Show all lines from the listing below that contain "gebeurtenissen".

_ _ _ _ _ _ _

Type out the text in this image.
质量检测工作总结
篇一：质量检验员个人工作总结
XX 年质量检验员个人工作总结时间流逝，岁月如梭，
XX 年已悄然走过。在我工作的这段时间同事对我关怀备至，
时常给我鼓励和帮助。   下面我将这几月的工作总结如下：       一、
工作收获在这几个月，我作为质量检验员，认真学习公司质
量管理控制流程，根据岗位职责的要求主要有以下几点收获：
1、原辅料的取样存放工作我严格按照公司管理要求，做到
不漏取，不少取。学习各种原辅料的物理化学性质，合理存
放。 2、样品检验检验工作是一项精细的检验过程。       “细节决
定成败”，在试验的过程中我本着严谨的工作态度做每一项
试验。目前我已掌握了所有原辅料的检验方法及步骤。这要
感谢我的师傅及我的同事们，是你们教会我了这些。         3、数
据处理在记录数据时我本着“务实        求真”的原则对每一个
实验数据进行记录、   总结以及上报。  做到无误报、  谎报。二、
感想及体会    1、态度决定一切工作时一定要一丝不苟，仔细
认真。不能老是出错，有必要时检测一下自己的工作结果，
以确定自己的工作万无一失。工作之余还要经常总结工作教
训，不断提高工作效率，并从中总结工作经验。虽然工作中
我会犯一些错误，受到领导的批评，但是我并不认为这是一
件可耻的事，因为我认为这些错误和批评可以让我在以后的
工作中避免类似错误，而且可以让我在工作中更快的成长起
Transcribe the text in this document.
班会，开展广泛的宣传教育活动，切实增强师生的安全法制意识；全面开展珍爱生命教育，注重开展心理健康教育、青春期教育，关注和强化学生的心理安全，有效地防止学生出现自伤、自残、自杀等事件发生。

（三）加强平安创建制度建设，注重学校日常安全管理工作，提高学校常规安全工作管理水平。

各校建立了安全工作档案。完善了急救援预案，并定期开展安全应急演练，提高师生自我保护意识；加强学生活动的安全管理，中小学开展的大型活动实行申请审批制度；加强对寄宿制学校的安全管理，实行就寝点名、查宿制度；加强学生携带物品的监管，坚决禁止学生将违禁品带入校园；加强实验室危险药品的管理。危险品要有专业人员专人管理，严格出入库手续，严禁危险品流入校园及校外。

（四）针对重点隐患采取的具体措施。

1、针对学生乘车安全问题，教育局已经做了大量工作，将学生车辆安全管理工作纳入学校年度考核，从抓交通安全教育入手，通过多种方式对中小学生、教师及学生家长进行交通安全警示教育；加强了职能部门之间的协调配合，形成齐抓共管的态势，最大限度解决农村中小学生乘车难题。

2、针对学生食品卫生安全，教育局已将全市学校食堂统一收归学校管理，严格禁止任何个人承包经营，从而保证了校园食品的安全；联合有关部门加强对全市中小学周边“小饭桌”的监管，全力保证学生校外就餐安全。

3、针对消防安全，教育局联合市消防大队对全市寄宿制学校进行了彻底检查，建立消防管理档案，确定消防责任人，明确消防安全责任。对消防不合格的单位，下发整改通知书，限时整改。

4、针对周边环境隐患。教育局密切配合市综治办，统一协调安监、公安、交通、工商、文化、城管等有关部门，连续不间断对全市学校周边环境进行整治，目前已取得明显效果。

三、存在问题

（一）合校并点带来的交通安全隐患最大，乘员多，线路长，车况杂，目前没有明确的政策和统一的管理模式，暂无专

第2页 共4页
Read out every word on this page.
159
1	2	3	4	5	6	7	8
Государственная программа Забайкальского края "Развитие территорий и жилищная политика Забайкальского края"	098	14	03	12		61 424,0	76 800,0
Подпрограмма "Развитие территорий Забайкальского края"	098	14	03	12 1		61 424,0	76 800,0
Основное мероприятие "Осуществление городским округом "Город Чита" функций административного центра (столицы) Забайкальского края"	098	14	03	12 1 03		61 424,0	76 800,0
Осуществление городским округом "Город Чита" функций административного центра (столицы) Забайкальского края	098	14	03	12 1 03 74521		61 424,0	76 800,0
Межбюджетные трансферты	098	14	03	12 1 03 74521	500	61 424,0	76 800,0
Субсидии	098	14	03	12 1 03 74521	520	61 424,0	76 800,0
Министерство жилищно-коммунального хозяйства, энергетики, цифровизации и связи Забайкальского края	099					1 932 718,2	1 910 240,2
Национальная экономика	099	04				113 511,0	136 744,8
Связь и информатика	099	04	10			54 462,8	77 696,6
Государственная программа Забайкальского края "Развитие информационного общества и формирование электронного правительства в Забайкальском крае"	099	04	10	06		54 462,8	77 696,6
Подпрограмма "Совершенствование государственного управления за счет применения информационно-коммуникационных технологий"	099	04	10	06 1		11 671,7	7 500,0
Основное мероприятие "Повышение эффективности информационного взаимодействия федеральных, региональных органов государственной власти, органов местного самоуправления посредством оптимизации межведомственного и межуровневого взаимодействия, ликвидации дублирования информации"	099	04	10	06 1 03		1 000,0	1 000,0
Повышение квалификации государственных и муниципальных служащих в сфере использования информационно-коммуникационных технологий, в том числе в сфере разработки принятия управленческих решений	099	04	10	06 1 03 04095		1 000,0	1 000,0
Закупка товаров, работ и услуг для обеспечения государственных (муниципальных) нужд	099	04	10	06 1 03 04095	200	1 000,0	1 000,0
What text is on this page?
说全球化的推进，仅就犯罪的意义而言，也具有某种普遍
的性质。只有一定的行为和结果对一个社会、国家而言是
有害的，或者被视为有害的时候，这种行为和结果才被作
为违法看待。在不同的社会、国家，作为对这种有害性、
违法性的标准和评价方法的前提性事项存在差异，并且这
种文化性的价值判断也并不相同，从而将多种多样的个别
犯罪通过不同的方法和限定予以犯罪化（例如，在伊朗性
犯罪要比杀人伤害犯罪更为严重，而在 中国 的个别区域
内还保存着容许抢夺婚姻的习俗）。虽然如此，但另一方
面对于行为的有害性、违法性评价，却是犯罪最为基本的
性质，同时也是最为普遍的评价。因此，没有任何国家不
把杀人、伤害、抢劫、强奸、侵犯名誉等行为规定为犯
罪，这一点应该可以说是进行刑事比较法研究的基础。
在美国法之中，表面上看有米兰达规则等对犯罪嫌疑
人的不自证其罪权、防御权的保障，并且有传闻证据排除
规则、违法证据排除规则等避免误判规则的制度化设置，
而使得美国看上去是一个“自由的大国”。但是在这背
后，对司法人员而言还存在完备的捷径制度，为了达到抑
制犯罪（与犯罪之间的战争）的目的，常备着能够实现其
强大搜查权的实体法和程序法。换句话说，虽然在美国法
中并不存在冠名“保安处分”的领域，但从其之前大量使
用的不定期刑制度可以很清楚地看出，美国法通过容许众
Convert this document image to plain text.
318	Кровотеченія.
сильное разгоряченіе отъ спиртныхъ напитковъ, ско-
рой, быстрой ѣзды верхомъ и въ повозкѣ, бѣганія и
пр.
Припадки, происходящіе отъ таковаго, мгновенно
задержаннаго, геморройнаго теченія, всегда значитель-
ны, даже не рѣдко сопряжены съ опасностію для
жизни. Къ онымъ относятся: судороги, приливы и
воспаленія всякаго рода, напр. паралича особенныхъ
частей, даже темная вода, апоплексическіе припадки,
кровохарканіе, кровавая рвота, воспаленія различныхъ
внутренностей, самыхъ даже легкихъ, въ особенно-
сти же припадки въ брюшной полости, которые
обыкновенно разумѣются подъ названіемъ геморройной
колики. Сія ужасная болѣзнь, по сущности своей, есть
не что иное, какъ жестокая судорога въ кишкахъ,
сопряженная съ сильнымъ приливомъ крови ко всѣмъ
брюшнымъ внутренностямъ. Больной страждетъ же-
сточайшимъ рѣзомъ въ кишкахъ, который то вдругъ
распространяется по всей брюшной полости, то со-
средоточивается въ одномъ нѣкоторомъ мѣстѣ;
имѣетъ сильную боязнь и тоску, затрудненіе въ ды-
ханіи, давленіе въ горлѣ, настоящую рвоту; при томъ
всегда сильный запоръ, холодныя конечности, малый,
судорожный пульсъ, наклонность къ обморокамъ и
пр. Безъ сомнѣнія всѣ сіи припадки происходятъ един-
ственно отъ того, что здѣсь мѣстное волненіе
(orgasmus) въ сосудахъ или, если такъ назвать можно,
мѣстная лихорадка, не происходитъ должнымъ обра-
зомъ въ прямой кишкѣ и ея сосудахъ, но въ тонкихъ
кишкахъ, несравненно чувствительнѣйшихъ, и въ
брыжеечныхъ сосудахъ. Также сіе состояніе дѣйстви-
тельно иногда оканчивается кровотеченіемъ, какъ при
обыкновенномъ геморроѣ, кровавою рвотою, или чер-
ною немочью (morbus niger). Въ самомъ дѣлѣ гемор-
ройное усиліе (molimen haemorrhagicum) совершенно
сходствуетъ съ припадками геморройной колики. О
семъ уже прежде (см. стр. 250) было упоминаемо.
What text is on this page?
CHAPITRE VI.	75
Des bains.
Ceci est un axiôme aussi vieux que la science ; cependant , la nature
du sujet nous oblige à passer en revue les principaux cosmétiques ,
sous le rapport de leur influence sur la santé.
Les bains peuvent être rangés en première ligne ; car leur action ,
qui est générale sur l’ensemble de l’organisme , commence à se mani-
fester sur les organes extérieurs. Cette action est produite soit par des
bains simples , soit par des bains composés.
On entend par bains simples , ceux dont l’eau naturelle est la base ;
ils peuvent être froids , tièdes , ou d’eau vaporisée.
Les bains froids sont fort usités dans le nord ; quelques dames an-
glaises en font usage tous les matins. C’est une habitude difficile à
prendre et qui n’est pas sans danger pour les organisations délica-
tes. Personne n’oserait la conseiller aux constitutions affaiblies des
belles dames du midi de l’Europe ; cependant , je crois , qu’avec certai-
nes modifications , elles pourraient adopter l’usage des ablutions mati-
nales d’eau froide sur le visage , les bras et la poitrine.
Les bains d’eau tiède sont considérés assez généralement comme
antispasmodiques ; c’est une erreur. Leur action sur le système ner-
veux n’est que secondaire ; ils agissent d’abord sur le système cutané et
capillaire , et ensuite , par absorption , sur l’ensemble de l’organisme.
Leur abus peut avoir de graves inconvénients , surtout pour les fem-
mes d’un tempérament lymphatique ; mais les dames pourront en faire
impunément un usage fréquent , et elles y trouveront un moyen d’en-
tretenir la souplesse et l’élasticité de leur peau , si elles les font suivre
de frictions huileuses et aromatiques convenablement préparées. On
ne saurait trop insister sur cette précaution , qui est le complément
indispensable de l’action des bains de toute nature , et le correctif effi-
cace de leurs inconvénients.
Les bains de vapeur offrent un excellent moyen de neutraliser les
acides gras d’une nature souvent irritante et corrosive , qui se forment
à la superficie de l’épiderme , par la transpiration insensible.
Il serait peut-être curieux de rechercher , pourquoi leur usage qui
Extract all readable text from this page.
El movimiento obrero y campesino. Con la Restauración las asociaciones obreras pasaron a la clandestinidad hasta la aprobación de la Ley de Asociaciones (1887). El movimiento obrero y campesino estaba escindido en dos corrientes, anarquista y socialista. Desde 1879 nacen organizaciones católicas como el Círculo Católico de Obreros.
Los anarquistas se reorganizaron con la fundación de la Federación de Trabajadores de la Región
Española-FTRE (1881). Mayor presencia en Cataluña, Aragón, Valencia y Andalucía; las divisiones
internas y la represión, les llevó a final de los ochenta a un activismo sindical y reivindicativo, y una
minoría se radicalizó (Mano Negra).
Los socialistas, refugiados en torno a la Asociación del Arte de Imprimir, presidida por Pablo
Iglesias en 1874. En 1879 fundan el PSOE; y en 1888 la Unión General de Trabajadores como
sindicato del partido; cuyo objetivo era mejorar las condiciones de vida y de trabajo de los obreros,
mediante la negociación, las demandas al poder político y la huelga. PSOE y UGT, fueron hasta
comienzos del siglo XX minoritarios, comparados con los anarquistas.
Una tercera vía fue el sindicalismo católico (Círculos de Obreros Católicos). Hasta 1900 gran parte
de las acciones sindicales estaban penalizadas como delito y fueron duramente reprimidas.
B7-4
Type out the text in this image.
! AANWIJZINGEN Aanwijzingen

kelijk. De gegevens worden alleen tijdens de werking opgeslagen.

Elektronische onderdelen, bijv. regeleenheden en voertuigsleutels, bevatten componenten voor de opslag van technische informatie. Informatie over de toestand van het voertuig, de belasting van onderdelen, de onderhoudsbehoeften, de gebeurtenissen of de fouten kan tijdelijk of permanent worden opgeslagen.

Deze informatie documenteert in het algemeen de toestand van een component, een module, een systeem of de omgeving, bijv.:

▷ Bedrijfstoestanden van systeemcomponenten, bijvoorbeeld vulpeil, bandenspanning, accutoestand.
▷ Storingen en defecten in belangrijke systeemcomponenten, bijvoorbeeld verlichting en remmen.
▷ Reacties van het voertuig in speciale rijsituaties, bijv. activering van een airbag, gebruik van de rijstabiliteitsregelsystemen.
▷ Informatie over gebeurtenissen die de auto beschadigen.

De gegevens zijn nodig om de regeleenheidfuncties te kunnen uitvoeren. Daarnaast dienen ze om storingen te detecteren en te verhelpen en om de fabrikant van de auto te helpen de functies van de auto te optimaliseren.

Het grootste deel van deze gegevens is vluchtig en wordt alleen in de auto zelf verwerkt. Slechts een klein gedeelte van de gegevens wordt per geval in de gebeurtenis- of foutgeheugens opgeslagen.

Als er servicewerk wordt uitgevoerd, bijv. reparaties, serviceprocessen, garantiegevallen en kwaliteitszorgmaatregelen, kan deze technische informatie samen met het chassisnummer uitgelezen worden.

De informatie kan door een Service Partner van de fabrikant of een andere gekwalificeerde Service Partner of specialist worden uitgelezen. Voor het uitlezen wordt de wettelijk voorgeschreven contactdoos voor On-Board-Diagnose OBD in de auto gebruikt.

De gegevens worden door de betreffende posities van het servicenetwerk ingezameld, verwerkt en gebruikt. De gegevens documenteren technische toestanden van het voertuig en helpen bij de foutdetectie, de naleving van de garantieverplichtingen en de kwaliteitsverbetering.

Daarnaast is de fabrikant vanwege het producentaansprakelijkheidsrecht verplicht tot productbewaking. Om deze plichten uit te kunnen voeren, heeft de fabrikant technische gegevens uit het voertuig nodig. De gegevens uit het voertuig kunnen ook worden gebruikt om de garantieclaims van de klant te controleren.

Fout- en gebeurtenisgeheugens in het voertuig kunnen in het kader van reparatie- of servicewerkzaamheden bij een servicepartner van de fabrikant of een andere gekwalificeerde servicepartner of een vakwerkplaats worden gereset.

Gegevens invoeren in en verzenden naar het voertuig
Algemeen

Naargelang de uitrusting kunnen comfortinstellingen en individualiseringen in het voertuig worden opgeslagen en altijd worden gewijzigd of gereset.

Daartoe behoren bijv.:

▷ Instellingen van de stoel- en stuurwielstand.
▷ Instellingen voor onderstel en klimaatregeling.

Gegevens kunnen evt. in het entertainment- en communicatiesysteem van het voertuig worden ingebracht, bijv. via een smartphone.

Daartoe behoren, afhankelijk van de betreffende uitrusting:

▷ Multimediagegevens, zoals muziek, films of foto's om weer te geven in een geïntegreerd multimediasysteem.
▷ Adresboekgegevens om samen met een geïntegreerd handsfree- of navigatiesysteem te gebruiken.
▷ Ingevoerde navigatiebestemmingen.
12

_ _ _ _ _ _ _

*SOLUTION*.
Elektronische onderdelen, bijv. regeleenheden en voertuigsleutels, bevatten componenten voor de opslag van technische informatie. Informatie over de toestand van het voertuig, de belasting van onderdelen, de onderhoudsbehoeften, de gebeurtenissen of de fouten kan tijdelijk of permanent worden opgeslagen.
▷ Informatie over gebeurtenissen die de auto beschadigen.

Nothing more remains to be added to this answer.